Pictures in the records should not be copied, but every other part must be repeated exactly.
═════ Excerpted records ═════
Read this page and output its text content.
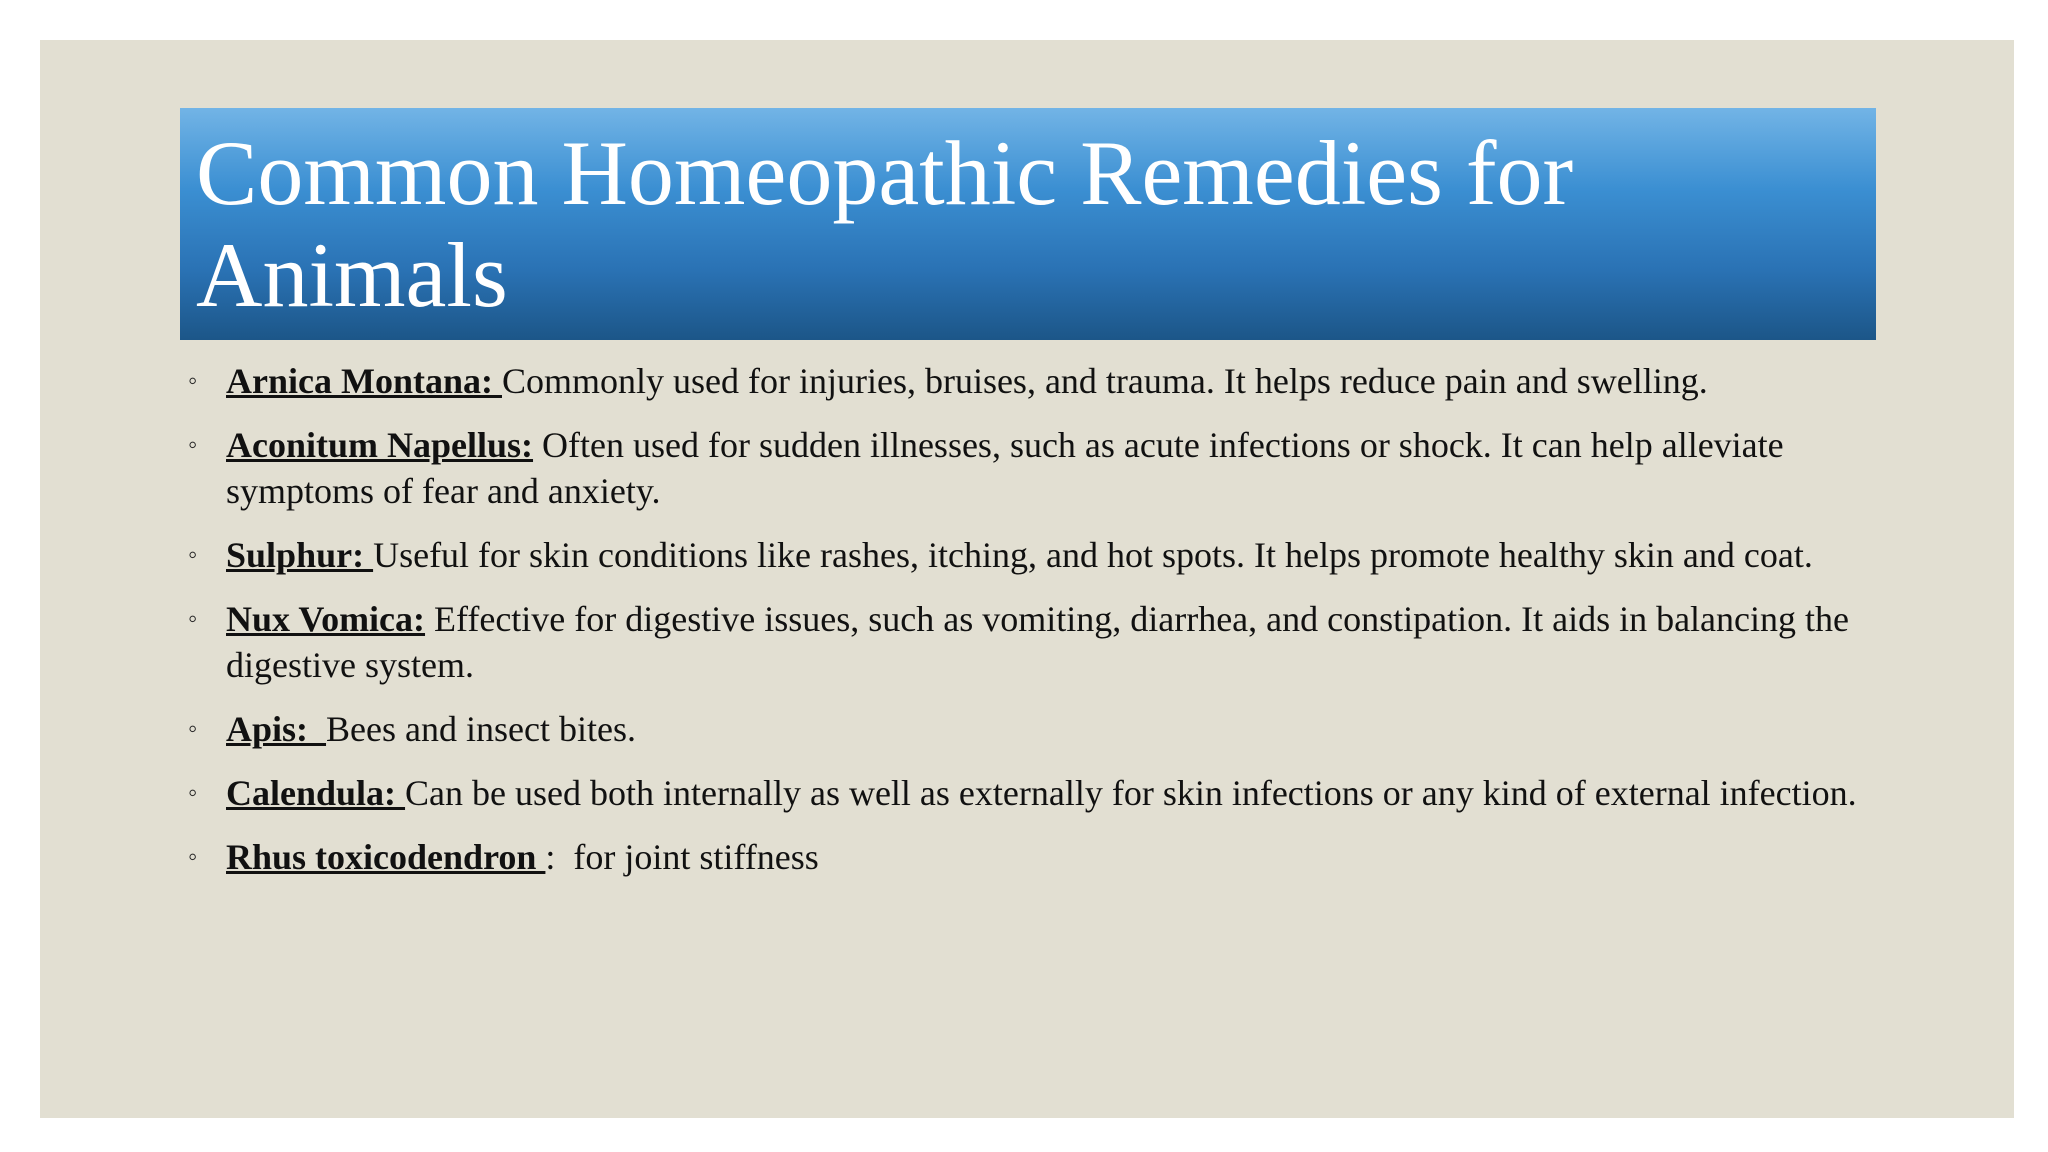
Common Homeopathic Remedies for Animals
◦ Arnica Montana: Commonly used for injuries, bruises, and trauma. It helps reduce pain and swelling.
◦ Aconitum Napellus: Often used for sudden illnesses, such as acute infections or shock. It can help alleviate symptoms of fear and anxiety.
◦ Sulphur: Useful for skin conditions like rashes, itching, and hot spots. It helps promote healthy skin and coat.
◦ Nux Vomica: Effective for digestive issues, such as vomiting, diarrhea, and constipation. It aids in balancing the digestive system.
◦ Apis:  Bees and insect bites.
◦ Calendula: Can be used both internally as well as externally for skin infections or any kind of external infection.
◦ Rhus toxicodendron :  for joint stiffness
═════
Correct result:
Read this page and output its text content.
Common Homeopathic Remedies for Animals
◦ Arnica Montana: Commonly used for injuries, bruises, and trauma. It helps reduce pain and swelling.
◦ Aconitum Napellus: Often used for sudden illnesses, such as acute infections or shock. It can help alleviate symptoms of fear and anxiety.
◦ Sulphur: Useful for skin conditions like rashes, itching, and hot spots. It helps promote healthy skin and coat.
◦ Nux Vomica: Effective for digestive issues, such as vomiting, diarrhea, and constipation. It aids in balancing the digestive system.
◦ Apis:  Bees and insect bites.
◦ Calendula: Can be used both internally as well as externally for skin infections or any kind of external infection.
◦ Rhus toxicodendron :  for joint stiffness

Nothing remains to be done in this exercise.